> SUPPLIED MATERIAL
▬▬▬▬▬▬

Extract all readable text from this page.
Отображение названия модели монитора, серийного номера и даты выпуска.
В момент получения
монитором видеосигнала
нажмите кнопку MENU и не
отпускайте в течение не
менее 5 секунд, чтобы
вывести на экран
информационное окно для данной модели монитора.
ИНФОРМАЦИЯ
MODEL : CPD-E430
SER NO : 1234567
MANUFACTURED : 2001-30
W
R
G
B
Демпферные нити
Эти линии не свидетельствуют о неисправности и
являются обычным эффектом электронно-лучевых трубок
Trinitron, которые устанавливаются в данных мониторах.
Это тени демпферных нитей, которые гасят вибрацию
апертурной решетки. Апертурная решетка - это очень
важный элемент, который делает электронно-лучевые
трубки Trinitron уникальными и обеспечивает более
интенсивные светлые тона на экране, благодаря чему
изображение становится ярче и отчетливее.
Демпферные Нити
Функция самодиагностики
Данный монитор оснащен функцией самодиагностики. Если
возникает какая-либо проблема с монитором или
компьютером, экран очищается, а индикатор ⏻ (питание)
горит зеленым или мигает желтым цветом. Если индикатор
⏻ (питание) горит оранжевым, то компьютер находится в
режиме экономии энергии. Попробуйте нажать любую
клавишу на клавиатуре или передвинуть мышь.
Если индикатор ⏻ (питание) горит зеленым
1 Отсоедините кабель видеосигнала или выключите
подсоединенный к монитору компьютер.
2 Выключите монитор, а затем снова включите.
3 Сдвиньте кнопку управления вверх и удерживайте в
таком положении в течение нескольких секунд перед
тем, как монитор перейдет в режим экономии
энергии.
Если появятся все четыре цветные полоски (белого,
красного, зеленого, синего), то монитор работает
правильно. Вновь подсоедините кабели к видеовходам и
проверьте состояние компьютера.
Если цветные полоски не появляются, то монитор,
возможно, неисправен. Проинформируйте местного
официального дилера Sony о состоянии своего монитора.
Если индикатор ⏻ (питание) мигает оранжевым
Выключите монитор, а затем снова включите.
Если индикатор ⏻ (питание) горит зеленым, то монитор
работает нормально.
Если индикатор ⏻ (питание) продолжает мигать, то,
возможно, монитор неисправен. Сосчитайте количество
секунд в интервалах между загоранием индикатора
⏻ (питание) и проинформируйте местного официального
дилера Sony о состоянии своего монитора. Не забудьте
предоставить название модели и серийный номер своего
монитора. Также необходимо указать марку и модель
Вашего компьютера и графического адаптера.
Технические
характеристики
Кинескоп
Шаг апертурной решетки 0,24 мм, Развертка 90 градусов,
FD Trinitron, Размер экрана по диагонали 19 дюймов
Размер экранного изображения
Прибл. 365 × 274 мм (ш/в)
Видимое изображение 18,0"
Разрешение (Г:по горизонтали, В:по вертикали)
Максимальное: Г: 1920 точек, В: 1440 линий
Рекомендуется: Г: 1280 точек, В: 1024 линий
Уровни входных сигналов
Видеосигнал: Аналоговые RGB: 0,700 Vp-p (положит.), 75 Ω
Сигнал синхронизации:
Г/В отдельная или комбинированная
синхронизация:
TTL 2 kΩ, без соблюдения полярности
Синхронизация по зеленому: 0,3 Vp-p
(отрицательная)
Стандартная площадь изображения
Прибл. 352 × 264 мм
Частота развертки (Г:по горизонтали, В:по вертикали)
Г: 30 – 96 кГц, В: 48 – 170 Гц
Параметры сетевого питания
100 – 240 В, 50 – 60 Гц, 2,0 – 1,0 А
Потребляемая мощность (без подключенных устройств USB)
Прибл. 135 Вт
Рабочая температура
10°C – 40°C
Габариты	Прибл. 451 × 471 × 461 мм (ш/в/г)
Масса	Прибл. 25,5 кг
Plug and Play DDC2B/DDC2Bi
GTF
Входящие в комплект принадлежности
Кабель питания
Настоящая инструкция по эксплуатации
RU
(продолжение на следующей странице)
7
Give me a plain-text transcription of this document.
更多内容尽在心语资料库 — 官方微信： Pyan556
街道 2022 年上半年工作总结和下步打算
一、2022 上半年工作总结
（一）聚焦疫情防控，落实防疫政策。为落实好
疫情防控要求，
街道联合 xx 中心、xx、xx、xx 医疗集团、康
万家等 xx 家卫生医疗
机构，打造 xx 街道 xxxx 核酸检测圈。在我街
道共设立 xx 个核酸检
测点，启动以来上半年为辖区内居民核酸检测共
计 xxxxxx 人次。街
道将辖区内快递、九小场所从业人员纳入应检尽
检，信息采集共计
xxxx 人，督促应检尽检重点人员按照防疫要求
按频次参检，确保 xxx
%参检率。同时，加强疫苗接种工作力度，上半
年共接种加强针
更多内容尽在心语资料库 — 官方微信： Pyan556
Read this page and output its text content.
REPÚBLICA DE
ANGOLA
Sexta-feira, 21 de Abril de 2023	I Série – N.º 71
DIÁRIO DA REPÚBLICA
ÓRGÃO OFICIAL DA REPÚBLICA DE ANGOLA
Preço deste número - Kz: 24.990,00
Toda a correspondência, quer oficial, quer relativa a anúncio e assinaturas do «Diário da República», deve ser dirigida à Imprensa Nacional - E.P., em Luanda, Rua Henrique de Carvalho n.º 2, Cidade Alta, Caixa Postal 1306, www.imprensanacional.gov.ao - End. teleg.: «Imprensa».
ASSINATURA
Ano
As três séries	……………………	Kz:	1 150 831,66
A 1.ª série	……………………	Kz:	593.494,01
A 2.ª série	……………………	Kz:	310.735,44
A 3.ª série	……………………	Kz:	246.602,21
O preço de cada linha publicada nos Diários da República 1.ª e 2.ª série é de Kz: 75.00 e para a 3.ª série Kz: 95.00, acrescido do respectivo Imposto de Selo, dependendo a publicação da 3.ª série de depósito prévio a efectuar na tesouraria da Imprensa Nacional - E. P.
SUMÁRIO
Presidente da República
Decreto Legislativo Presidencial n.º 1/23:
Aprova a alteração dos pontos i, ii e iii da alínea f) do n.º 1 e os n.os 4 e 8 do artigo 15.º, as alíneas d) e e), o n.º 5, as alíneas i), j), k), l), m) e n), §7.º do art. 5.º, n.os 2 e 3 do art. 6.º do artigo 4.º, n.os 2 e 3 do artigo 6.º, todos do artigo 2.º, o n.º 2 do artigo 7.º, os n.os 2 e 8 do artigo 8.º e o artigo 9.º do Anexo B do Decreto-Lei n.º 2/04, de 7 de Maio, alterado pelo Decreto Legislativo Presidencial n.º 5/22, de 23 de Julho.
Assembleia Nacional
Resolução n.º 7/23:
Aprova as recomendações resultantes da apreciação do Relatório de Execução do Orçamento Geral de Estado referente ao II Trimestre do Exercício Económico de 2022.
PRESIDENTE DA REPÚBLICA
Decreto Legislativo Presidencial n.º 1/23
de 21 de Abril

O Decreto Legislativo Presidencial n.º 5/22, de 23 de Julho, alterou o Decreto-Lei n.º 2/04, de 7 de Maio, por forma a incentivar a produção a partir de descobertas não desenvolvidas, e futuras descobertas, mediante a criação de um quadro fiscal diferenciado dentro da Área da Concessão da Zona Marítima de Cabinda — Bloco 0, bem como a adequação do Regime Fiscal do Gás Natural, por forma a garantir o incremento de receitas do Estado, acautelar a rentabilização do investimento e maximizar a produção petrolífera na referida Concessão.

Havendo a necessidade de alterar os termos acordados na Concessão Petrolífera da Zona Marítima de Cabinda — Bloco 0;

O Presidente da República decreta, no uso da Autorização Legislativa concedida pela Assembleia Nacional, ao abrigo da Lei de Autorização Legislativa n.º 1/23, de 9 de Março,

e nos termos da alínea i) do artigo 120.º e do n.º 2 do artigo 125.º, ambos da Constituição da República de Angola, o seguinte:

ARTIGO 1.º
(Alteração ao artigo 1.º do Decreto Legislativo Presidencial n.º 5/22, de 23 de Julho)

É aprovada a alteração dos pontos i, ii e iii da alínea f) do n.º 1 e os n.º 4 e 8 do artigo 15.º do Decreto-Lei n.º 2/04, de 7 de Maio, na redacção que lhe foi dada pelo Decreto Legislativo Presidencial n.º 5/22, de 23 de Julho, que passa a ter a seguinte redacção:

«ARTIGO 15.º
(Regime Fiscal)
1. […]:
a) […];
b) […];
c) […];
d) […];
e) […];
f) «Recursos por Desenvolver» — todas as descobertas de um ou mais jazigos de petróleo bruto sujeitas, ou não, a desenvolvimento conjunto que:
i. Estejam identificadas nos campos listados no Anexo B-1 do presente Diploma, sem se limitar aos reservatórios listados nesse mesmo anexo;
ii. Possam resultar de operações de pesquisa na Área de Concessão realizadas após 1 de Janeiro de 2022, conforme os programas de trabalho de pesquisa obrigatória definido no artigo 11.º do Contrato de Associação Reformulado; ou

▬▬▬▬▬▬

> EXERCISE DESCRIPTION
Find the lines above holding the word "кнопку" and show them.

> OUTPUT OF THE EXERCISE
нажмите кнопку MENU и не
3 Сдвиньте кнопку управления вверх и удерживайте в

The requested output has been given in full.